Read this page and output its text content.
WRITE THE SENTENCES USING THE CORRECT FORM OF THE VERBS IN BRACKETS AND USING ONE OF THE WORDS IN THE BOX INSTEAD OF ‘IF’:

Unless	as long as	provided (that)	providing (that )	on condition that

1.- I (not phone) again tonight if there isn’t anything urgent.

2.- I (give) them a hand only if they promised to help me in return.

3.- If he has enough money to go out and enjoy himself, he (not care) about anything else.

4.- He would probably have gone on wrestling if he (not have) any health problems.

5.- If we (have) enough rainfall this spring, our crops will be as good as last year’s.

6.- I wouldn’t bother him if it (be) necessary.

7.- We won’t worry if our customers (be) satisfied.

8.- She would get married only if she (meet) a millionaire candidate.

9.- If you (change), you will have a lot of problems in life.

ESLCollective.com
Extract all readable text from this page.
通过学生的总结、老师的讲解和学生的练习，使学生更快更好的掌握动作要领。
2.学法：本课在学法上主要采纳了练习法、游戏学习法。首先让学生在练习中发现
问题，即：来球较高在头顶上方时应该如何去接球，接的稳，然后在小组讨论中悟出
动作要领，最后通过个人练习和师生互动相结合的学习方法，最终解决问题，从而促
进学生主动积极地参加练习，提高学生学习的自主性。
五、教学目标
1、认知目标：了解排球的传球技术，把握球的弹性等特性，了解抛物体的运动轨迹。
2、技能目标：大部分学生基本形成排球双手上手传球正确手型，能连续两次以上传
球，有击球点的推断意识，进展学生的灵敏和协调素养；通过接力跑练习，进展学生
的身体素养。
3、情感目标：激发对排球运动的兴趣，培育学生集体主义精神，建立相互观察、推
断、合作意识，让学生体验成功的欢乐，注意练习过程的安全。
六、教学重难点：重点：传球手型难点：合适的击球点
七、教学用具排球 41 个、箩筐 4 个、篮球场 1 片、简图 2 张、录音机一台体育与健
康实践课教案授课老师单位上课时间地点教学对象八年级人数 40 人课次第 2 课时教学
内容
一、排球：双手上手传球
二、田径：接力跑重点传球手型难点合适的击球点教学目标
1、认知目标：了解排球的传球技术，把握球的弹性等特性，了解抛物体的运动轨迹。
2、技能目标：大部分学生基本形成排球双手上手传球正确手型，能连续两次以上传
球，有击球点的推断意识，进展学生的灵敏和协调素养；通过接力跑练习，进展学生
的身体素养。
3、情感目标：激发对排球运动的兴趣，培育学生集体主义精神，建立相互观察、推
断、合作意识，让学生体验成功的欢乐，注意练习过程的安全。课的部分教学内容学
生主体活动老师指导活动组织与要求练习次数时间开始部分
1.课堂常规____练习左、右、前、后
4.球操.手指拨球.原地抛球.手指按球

****************************************

— What you are asked to do —
All of the records must be repeated exactly.

— Correct response —
Read this page and output its text content.
WRITE THE SENTENCES USING THE CORRECT FORM OF THE VERBS IN BRACKETS AND USING ONE OF THE WORDS IN THE BOX INSTEAD OF ‘IF’:

Unless	as long as	provided (that)	providing (that )	on condition that

1.- I (not phone) again tonight if there isn’t anything urgent.

2.- I (give) them a hand only if they promised to help me in return.

3.- If he has enough money to go out and enjoy himself, he (not care) about anything else.

4.- He would probably have gone on wrestling if he (not have) any health problems.

5.- If we (have) enough rainfall this spring, our crops will be as good as last year’s.

6.- I wouldn’t bother him if it (be) necessary.

7.- We won’t worry if our customers (be) satisfied.

8.- She would get married only if she (meet) a millionaire candidate.

9.- If you (change), you will have a lot of problems in life.

ESLCollective.com
Extract all readable text from this page.
通过学生的总结、老师的讲解和学生的练习，使学生更快更好的掌握动作要领。
2.学法：本课在学法上主要采纳了练习法、游戏学习法。首先让学生在练习中发现
问题，即：来球较高在头顶上方时应该如何去接球，接的稳，然后在小组讨论中悟出
动作要领，最后通过个人练习和师生互动相结合的学习方法，最终解决问题，从而促
进学生主动积极地参加练习，提高学生学习的自主性。
五、教学目标
1、认知目标：了解排球的传球技术，把握球的弹性等特性，了解抛物体的运动轨迹。
2、技能目标：大部分学生基本形成排球双手上手传球正确手型，能连续两次以上传
球，有击球点的推断意识，进展学生的灵敏和协调素养；通过接力跑练习，进展学生
的身体素养。
3、情感目标：激发对排球运动的兴趣，培育学生集体主义精神，建立相互观察、推
断、合作意识，让学生体验成功的欢乐，注意练习过程的安全。
六、教学重难点：重点：传球手型难点：合适的击球点
七、教学用具排球 41 个、箩筐 4 个、篮球场 1 片、简图 2 张、录音机一台体育与健
康实践课教案授课老师单位上课时间地点教学对象八年级人数 40 人课次第 2 课时教学
内容
一、排球：双手上手传球
二、田径：接力跑重点传球手型难点合适的击球点教学目标
1、认知目标：了解排球的传球技术，把握球的弹性等特性，了解抛物体的运动轨迹。
2、技能目标：大部分学生基本形成排球双手上手传球正确手型，能连续两次以上传
球，有击球点的推断意识，进展学生的灵敏和协调素养；通过接力跑练习，进展学生
的身体素养。
3、情感目标：激发对排球运动的兴趣，培育学生集体主义精神，建立相互观察、推
断、合作意识，让学生体验成功的欢乐，注意练习过程的安全。课的部分教学内容学
生主体活动老师指导活动组织与要求练习次数时间开始部分
1.课堂常规____练习左、右、前、后
4.球操.手指拨球.原地抛球.手指按球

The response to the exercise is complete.